- [WHAT YOU WILL DO]: Return all lines from the listing below in which the string "soon" occurs.

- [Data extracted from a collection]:
[start]

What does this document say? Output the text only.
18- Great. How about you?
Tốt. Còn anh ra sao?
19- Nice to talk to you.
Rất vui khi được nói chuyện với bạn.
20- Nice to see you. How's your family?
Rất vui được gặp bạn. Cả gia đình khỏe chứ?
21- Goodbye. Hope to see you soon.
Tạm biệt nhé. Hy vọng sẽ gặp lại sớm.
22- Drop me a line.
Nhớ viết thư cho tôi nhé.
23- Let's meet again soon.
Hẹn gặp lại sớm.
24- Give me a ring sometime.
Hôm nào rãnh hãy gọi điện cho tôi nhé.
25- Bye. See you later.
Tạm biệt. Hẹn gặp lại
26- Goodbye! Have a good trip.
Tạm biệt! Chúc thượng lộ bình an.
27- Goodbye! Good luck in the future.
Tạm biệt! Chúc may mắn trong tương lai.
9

[end]

- [SOLUTION TO THIS PROBLEM]:
21- Goodbye. Hope to see you soon.
23- Let's meet again soon.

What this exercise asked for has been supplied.